**WHAT TO PRODUCE**
Report the count of lines holding "page" in the records, with no other words.

**GIVEN DATA**
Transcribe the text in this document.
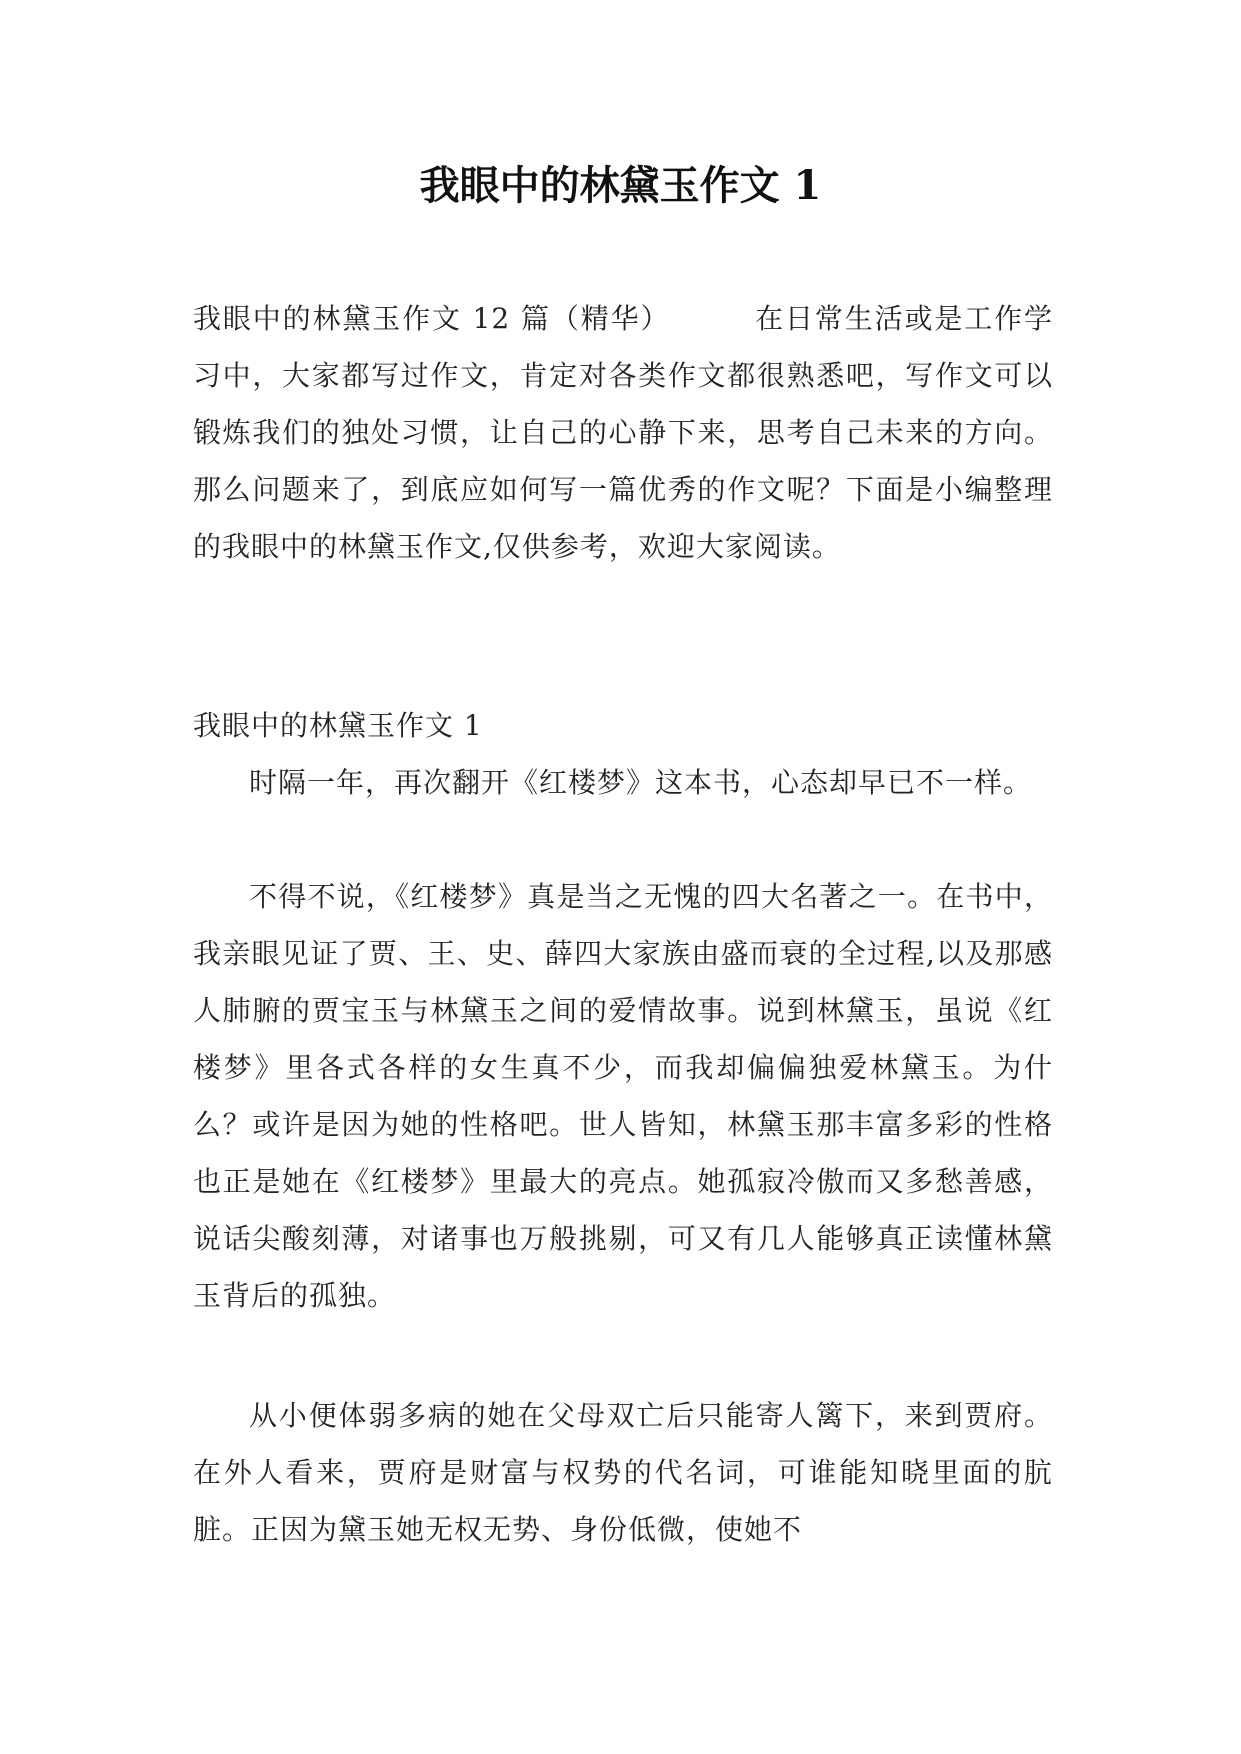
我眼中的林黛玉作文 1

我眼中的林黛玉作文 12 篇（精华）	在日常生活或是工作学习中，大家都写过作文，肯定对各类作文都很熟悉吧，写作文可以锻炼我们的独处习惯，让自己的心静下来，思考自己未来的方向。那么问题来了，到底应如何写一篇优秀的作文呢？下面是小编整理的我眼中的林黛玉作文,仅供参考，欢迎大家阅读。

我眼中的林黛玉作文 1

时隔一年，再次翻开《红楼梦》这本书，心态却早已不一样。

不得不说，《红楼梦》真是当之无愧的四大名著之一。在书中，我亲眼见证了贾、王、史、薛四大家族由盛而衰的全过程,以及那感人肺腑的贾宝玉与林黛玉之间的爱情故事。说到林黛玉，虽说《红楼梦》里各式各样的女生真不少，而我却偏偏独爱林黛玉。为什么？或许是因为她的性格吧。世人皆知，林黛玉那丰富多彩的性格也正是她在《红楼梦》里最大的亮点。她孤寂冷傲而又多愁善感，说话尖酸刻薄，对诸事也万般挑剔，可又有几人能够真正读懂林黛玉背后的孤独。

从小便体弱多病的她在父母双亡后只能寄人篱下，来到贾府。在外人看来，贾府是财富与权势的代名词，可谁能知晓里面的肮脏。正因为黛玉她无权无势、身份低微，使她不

--

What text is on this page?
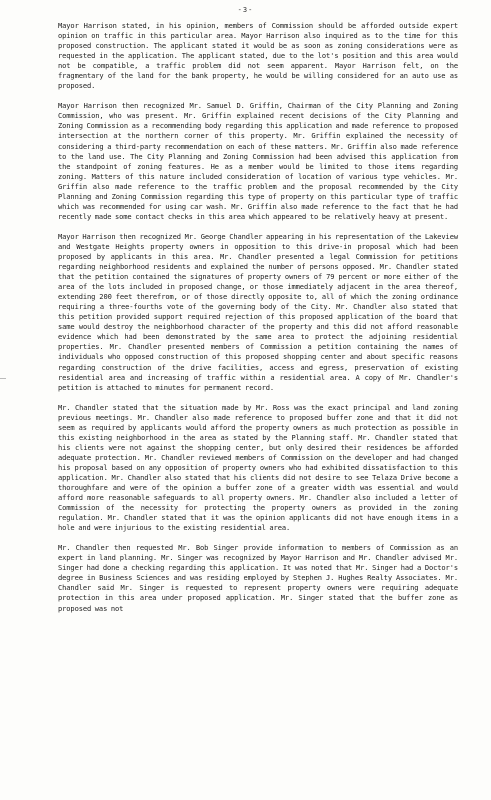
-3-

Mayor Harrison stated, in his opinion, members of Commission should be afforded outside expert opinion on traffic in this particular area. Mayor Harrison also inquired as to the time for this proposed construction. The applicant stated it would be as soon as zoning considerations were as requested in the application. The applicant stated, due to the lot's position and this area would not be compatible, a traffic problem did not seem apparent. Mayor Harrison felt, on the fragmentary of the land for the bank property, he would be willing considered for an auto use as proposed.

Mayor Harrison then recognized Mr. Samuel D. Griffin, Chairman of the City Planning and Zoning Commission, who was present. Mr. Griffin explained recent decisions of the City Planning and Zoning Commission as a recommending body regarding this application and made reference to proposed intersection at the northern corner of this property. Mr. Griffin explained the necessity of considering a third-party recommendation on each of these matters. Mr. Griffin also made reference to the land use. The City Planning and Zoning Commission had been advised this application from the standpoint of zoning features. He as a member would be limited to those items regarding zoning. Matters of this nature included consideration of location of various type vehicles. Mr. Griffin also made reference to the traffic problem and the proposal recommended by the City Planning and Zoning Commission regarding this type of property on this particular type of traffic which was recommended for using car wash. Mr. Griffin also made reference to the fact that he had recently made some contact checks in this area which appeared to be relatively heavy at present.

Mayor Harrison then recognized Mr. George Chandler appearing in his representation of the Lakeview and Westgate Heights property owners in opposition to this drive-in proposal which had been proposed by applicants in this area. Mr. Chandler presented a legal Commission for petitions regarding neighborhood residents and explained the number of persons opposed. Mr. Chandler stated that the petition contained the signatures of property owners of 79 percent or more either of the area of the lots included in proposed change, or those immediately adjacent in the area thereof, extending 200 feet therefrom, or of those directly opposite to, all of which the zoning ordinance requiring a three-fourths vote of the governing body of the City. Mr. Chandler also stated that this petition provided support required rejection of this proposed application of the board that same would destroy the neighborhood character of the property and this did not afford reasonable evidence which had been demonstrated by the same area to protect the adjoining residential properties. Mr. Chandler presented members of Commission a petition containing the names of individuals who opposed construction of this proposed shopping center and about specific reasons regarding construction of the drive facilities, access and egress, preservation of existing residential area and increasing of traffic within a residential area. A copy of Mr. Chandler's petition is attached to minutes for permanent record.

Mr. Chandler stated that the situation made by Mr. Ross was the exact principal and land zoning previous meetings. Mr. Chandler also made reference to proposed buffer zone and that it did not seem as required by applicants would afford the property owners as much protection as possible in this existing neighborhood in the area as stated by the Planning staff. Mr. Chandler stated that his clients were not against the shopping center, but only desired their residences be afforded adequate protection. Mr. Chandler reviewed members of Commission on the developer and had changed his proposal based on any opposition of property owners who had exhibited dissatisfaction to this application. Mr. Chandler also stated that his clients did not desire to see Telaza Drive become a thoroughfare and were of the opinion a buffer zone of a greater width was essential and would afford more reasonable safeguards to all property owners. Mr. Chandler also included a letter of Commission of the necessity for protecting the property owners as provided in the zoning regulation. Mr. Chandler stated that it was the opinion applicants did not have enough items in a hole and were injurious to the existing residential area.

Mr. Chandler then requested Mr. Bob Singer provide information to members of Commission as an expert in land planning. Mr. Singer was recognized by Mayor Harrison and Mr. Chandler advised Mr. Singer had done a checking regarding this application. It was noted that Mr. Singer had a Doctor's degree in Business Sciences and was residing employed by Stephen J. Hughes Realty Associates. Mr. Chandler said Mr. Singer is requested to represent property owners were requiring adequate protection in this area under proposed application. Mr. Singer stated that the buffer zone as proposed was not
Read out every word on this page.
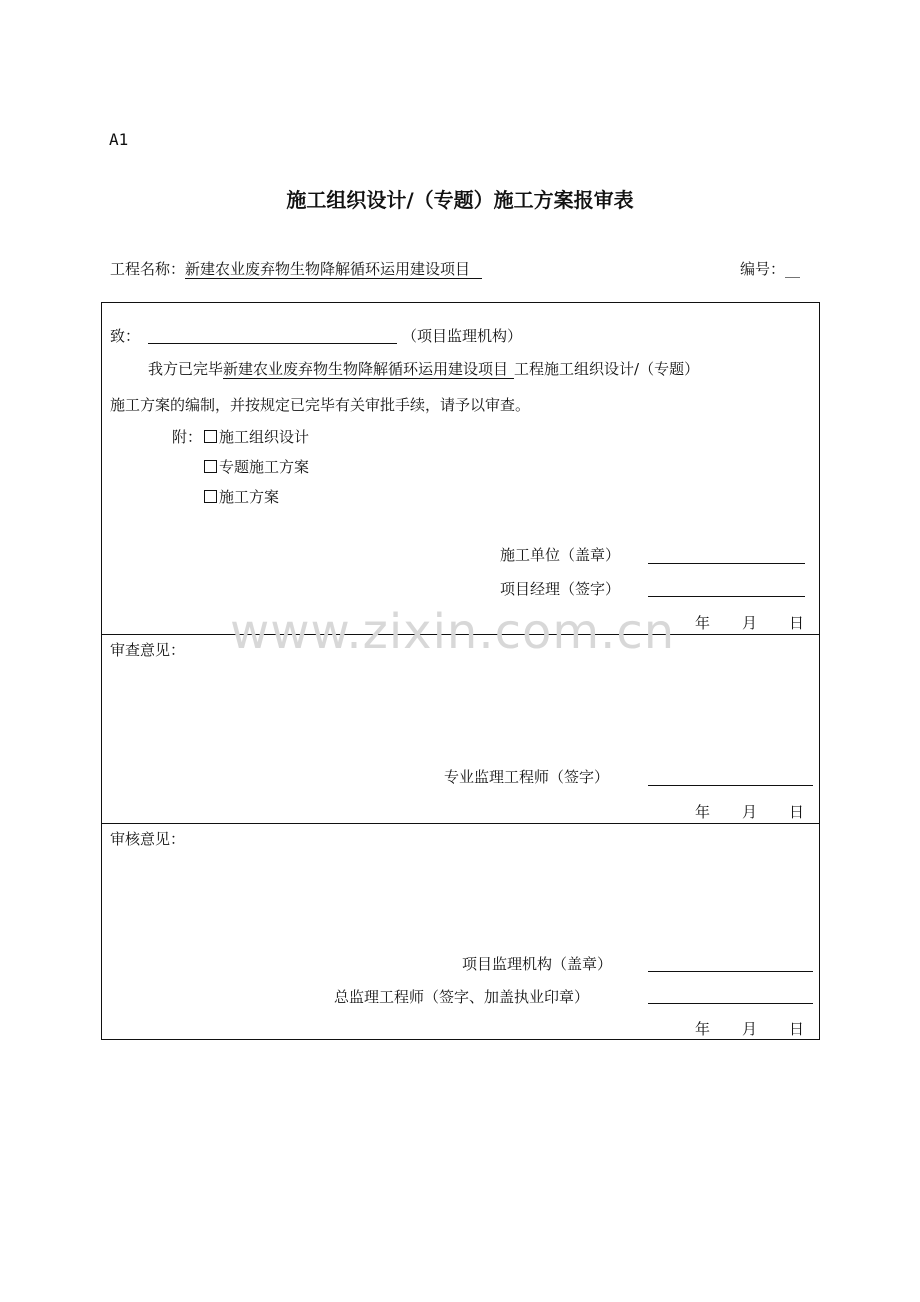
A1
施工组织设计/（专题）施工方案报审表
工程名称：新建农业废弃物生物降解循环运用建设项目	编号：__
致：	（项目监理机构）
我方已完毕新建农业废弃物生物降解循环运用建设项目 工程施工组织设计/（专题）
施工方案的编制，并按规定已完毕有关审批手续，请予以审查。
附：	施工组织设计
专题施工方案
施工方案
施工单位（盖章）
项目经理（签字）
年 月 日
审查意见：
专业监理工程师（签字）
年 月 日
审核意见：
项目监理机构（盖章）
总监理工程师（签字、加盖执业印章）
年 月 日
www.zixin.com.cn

**ANSWER TO THIS TASK**
2